Write the records out again, precisely as they stand.
┌─ Extracted entries
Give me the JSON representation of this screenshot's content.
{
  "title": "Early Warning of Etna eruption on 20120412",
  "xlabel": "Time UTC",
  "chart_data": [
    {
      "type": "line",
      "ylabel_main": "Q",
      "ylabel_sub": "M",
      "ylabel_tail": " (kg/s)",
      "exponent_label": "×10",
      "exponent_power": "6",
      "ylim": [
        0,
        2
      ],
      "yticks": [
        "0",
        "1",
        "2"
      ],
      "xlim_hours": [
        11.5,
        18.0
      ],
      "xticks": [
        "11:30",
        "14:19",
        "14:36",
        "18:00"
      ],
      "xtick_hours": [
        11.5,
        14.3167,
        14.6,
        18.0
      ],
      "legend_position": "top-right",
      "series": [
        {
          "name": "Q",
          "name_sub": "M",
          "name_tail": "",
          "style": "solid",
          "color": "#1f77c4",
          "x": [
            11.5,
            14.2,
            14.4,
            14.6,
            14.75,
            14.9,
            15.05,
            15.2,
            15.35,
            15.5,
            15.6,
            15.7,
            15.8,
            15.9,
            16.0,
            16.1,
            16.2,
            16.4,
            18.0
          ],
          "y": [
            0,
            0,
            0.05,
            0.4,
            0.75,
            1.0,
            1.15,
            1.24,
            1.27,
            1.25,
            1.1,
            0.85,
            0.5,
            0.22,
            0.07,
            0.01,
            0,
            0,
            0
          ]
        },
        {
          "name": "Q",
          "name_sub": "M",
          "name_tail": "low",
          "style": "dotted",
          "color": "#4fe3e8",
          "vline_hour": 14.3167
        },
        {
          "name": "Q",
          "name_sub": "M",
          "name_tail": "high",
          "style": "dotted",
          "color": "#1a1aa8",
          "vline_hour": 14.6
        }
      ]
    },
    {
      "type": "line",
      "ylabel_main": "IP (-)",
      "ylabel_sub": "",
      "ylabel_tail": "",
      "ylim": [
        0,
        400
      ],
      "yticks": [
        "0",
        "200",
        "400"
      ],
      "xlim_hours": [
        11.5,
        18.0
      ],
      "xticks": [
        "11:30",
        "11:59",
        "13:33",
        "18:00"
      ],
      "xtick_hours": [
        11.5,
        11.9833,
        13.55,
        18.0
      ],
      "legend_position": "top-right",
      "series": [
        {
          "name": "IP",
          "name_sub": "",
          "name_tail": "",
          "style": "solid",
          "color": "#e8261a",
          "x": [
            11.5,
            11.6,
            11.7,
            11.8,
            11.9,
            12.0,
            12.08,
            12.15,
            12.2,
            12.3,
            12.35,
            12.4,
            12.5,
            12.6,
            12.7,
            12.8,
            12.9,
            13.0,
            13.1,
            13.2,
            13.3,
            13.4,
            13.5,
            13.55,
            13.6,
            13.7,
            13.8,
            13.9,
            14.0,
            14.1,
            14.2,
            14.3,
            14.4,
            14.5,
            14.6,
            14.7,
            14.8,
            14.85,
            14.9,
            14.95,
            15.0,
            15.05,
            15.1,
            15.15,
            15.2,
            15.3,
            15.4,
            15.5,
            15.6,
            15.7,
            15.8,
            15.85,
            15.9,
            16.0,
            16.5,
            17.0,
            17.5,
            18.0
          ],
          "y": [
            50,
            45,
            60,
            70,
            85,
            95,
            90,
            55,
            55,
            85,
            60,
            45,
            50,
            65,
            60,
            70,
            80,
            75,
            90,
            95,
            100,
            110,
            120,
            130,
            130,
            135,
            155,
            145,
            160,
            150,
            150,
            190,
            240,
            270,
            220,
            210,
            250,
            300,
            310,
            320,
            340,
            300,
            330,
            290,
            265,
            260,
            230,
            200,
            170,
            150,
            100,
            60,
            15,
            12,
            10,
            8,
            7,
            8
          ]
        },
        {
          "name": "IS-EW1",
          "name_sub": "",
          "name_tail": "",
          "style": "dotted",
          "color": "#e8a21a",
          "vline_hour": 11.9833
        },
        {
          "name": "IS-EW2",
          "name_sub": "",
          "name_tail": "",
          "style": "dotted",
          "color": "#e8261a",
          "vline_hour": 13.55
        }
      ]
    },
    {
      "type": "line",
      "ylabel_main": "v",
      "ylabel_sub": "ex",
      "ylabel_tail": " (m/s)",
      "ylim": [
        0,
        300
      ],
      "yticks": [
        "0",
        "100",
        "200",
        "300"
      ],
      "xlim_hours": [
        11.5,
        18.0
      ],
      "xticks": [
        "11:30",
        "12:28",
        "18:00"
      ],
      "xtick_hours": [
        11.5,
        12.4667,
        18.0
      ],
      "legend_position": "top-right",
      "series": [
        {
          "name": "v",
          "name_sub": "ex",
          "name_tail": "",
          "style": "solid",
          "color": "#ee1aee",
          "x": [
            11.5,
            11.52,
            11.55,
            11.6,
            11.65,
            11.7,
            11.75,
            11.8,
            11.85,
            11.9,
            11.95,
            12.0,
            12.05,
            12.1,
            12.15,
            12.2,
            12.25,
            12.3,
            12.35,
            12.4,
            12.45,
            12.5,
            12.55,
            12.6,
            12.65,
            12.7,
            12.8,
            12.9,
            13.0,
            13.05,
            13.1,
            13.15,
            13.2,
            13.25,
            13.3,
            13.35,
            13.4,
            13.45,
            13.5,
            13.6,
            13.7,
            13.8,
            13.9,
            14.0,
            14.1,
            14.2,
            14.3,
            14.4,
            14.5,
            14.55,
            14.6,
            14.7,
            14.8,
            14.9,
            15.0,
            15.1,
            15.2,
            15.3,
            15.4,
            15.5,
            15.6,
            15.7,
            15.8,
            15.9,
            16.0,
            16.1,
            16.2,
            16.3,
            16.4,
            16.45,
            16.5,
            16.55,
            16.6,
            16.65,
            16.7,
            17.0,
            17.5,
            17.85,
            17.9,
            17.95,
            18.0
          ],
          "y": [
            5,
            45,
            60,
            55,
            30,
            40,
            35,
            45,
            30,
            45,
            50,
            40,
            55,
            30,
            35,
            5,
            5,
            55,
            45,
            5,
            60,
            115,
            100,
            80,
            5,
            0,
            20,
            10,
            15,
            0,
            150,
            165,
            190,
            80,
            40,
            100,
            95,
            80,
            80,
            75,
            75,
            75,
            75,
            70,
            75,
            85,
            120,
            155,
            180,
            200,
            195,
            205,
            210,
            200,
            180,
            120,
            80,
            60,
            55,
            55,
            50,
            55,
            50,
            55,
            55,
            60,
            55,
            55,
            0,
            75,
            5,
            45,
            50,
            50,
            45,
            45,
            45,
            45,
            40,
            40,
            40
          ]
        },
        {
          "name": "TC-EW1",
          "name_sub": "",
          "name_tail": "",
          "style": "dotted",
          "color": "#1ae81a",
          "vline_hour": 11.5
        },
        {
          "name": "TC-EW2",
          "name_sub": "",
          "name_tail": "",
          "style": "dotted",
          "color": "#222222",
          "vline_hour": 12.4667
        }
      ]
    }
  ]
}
└─
* [Answer to this problem]:
Give me the JSON representation of this screenshot's content.
{
  "title": "Early Warning of Etna eruption on 20120412",
  "xlabel": "Time UTC",
  "chart_data": [
    {
      "type": "line",
      "ylabel_main": "Q",
      "ylabel_sub": "M",
      "ylabel_tail": " (kg/s)",
      "exponent_label": "×10",
      "exponent_power": "6",
      "ylim": [
        0,
        2
      ],
      "yticks": [
        "0",
        "1",
        "2"
      ],
      "xlim_hours": [
        11.5,
        18.0
      ],
      "xticks": [
        "11:30",
        "14:19",
        "14:36",
        "18:00"
      ],
      "xtick_hours": [
        11.5,
        14.3167,
        14.6,
        18.0
      ],
      "legend_position": "top-right",
      "series": [
        {
          "name": "Q",
          "name_sub": "M",
          "name_tail": "",
          "style": "solid",
          "color": "#1f77c4",
          "x": [
            11.5,
            14.2,
            14.4,
            14.6,
            14.75,
            14.9,
            15.05,
            15.2,
            15.35,
            15.5,
            15.6,
            15.7,
            15.8,
            15.9,
            16.0,
            16.1,
            16.2,
            16.4,
            18.0
          ],
          "y": [
            0,
            0,
            0.05,
            0.4,
            0.75,
            1.0,
            1.15,
            1.24,
            1.27,
            1.25,
            1.1,
            0.85,
            0.5,
            0.22,
            0.07,
            0.01,
            0,
            0,
            0
          ]
        },
        {
          "name": "Q",
          "name_sub": "M",
          "name_tail": "low",
          "style": "dotted",
          "color": "#4fe3e8",
          "vline_hour": 14.3167
        },
        {
          "name": "Q",
          "name_sub": "M",
          "name_tail": "high",
          "style": "dotted",
          "color": "#1a1aa8",
          "vline_hour": 14.6
        }
      ]
    },
    {
      "type": "line",
      "ylabel_main": "IP (-)",
      "ylabel_sub": "",
      "ylabel_tail": "",
      "ylim": [
        0,
        400
      ],
      "yticks": [
        "0",
        "200",
        "400"
      ],
      "xlim_hours": [
        11.5,
        18.0
      ],
      "xticks": [
        "11:30",
        "11:59",
        "13:33",
        "18:00"
      ],
      "xtick_hours": [
        11.5,
        11.9833,
        13.55,
        18.0
      ],
      "legend_position": "top-right",
      "series": [
        {
          "name": "IP",
          "name_sub": "",
          "name_tail": "",
          "style": "solid",
          "color": "#e8261a",
          "x": [
            11.5,
            11.6,
            11.7,
            11.8,
            11.9,
            12.0,
            12.08,
            12.15,
            12.2,
            12.3,
            12.35,
            12.4,
            12.5,
            12.6,
            12.7,
            12.8,
            12.9,
            13.0,
            13.1,
            13.2,
            13.3,
            13.4,
            13.5,
            13.55,
            13.6,
            13.7,
            13.8,
            13.9,
            14.0,
            14.1,
            14.2,
            14.3,
            14.4,
            14.5,
            14.6,
            14.7,
            14.8,
            14.85,
            14.9,
            14.95,
            15.0,
            15.05,
            15.1,
            15.15,
            15.2,
            15.3,
            15.4,
            15.5,
            15.6,
            15.7,
            15.8,
            15.85,
            15.9,
            16.0,
            16.5,
            17.0,
            17.5,
            18.0
          ],
          "y": [
            50,
            45,
            60,
            70,
            85,
            95,
            90,
            55,
            55,
            85,
            60,
            45,
            50,
            65,
            60,
            70,
            80,
            75,
            90,
            95,
            100,
            110,
            120,
            130,
            130,
            135,
            155,
            145,
            160,
            150,
            150,
            190,
            240,
            270,
            220,
            210,
            250,
            300,
            310,
            320,
            340,
            300,
            330,
            290,
            265,
            260,
            230,
            200,
            170,
            150,
            100,
            60,
            15,
            12,
            10,
            8,
            7,
            8
          ]
        },
        {
          "name": "IS-EW1",
          "name_sub": "",
          "name_tail": "",
          "style": "dotted",
          "color": "#e8a21a",
          "vline_hour": 11.9833
        },
        {
          "name": "IS-EW2",
          "name_sub": "",
          "name_tail": "",
          "style": "dotted",
          "color": "#e8261a",
          "vline_hour": 13.55
        }
      ]
    },
    {
      "type": "line",
      "ylabel_main": "v",
      "ylabel_sub": "ex",
      "ylabel_tail": " (m/s)",
      "ylim": [
        0,
        300
      ],
      "yticks": [
        "0",
        "100",
        "200",
        "300"
      ],
      "xlim_hours": [
        11.5,
        18.0
      ],
      "xticks": [
        "11:30",
        "12:28",
        "18:00"
      ],
      "xtick_hours": [
        11.5,
        12.4667,
        18.0
      ],
      "legend_position": "top-right",
      "series": [
        {
          "name": "v",
          "name_sub": "ex",
          "name_tail": "",
          "style": "solid",
          "color": "#ee1aee",
          "x": [
            11.5,
            11.52,
            11.55,
            11.6,
            11.65,
            11.7,
            11.75,
            11.8,
            11.85,
            11.9,
            11.95,
            12.0,
            12.05,
            12.1,
            12.15,
            12.2,
            12.25,
            12.3,
            12.35,
            12.4,
            12.45,
            12.5,
            12.55,
            12.6,
            12.65,
            12.7,
            12.8,
            12.9,
            13.0,
            13.05,
            13.1,
            13.15,
            13.2,
            13.25,
            13.3,
            13.35,
            13.4,
            13.45,
            13.5,
            13.6,
            13.7,
            13.8,
            13.9,
            14.0,
            14.1,
            14.2,
            14.3,
            14.4,
            14.5,
            14.55,
            14.6,
            14.7,
            14.8,
            14.9,
            15.0,
            15.1,
            15.2,
            15.3,
            15.4,
            15.5,
            15.6,
            15.7,
            15.8,
            15.9,
            16.0,
            16.1,
            16.2,
            16.3,
            16.4,
            16.45,
            16.5,
            16.55,
            16.6,
            16.65,
            16.7,
            17.0,
            17.5,
            17.85,
            17.9,
            17.95,
            18.0
          ],
          "y": [
            5,
            45,
            60,
            55,
            30,
            40,
            35,
            45,
            30,
            45,
            50,
            40,
            55,
            30,
            35,
            5,
            5,
            55,
            45,
            5,
            60,
            115,
            100,
            80,
            5,
            0,
            20,
            10,
            15,
            0,
            150,
            165,
            190,
            80,
            40,
            100,
            95,
            80,
            80,
            75,
            75,
            75,
            75,
            70,
            75,
            85,
            120,
            155,
            180,
            200,
            195,
            205,
            210,
            200,
            180,
            120,
            80,
            60,
            55,
            55,
            50,
            55,
            50,
            55,
            55,
            60,
            55,
            55,
            0,
            75,
            5,
            45,
            50,
            50,
            45,
            45,
            45,
            45,
            40,
            40,
            40
          ]
        },
        {
          "name": "TC-EW1",
          "name_sub": "",
          "name_tail": "",
          "style": "dotted",
          "color": "#1ae81a",
          "vline_hour": 11.5
        },
        {
          "name": "TC-EW2",
          "name_sub": "",
          "name_tail": "",
          "style": "dotted",
          "color": "#222222",
          "vline_hour": 12.4667
        }
      ]
    }
  ]
}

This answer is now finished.